Exercise requirements: Quote the entries in full, character for character, without their images.

------------

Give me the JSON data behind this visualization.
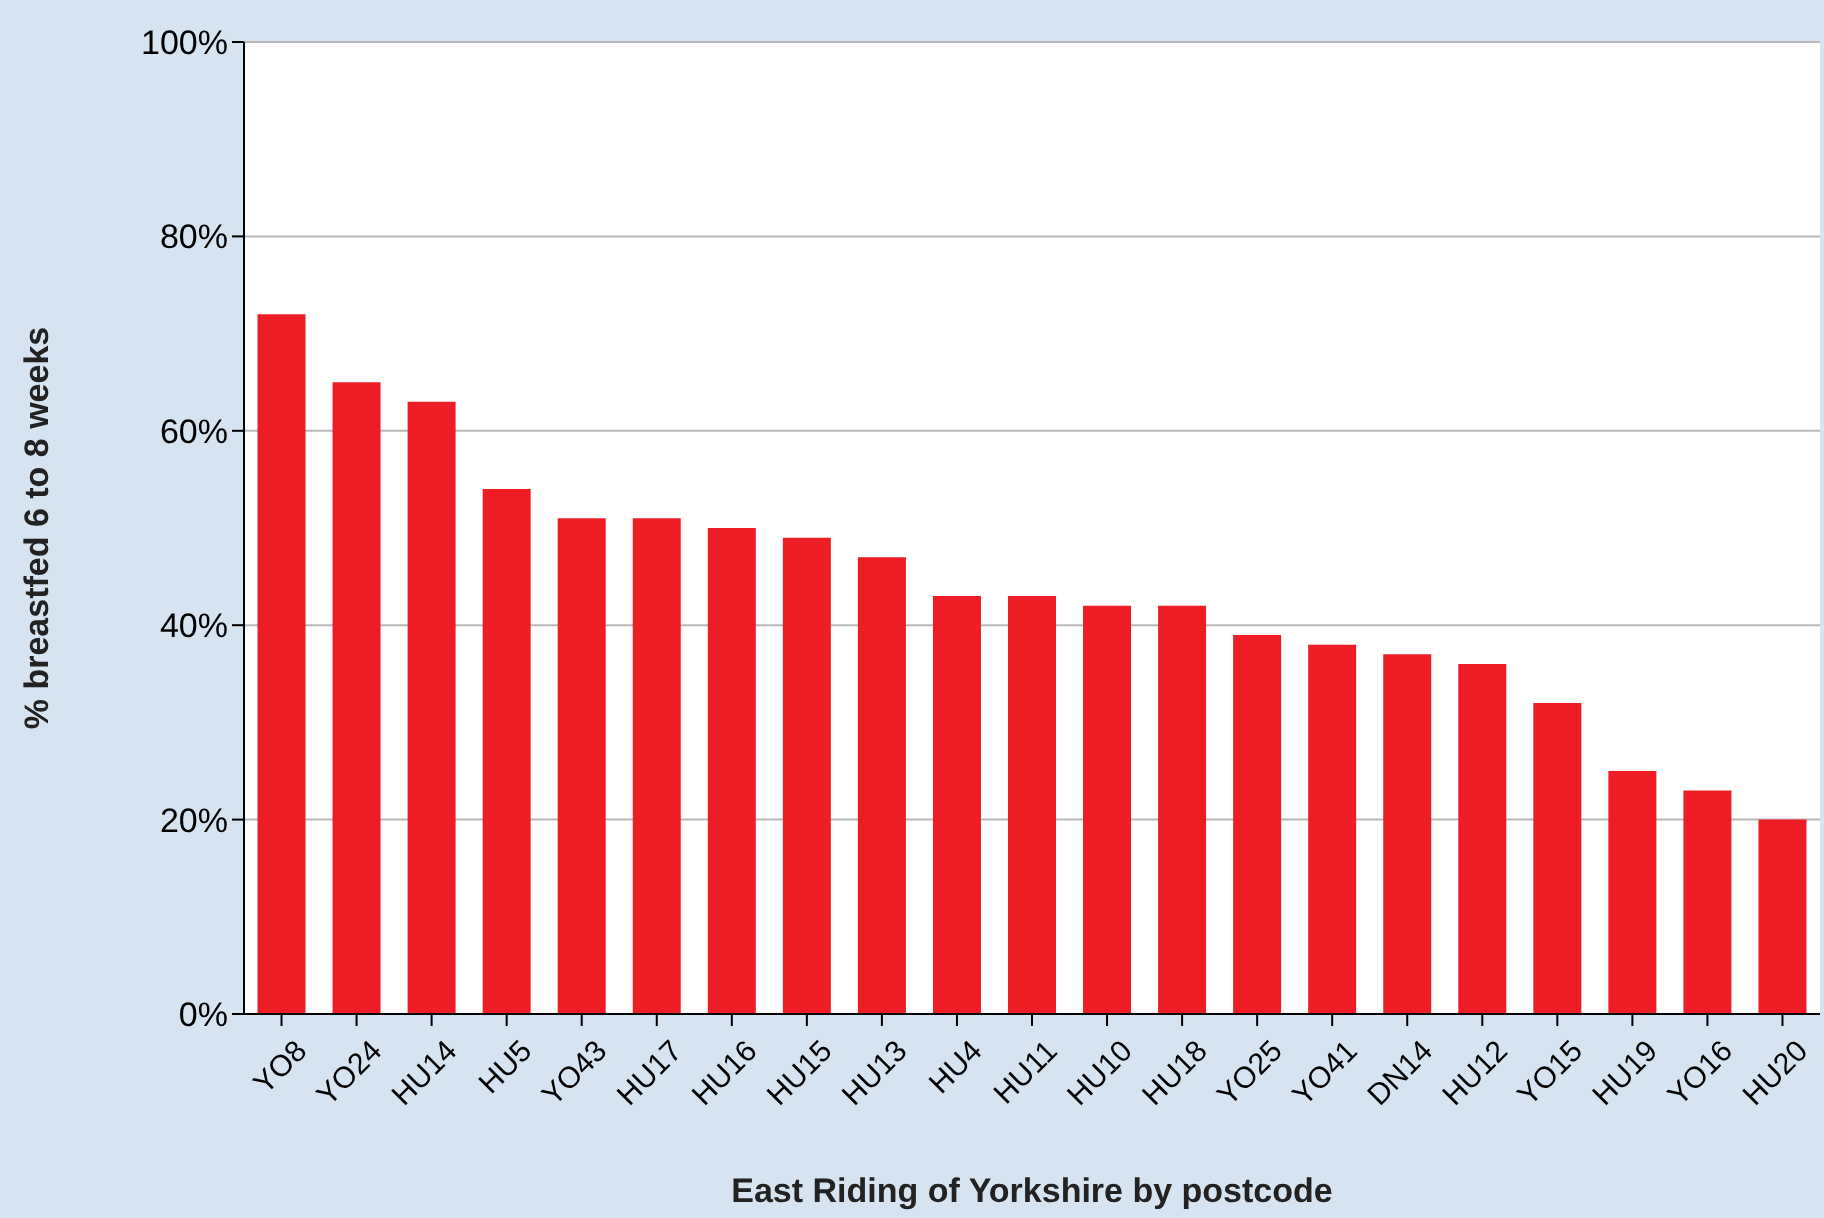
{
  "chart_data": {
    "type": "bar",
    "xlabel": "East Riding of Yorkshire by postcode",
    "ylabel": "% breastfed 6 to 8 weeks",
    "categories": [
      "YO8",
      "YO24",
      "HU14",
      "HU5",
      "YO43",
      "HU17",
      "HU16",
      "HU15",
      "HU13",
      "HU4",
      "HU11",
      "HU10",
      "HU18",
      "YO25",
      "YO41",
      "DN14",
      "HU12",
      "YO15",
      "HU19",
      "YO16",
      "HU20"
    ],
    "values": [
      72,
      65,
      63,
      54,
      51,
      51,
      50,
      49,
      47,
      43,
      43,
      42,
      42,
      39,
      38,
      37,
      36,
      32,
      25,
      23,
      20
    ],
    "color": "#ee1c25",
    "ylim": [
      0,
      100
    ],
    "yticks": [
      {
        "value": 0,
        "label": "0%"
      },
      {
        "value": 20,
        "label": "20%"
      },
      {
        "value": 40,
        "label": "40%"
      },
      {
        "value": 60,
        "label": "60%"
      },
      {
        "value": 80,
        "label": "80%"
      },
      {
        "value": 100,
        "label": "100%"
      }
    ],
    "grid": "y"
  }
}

------------

Solution:
Give me the JSON data behind this visualization.
{
  "chart_data": {
    "type": "bar",
    "xlabel": "East Riding of Yorkshire by postcode",
    "ylabel": "% breastfed 6 to 8 weeks",
    "categories": [
      "YO8",
      "YO24",
      "HU14",
      "HU5",
      "YO43",
      "HU17",
      "HU16",
      "HU15",
      "HU13",
      "HU4",
      "HU11",
      "HU10",
      "HU18",
      "YO25",
      "YO41",
      "DN14",
      "HU12",
      "YO15",
      "HU19",
      "YO16",
      "HU20"
    ],
    "values": [
      72,
      65,
      63,
      54,
      51,
      51,
      50,
      49,
      47,
      43,
      43,
      42,
      42,
      39,
      38,
      37,
      36,
      32,
      25,
      23,
      20
    ],
    "color": "#ee1c25",
    "ylim": [
      0,
      100
    ],
    "yticks": [
      {
        "value": 0,
        "label": "0%"
      },
      {
        "value": 20,
        "label": "20%"
      },
      {
        "value": 40,
        "label": "40%"
      },
      {
        "value": 60,
        "label": "60%"
      },
      {
        "value": 80,
        "label": "80%"
      },
      {
        "value": 100,
        "label": "100%"
      }
    ],
    "grid": "y"
  }
}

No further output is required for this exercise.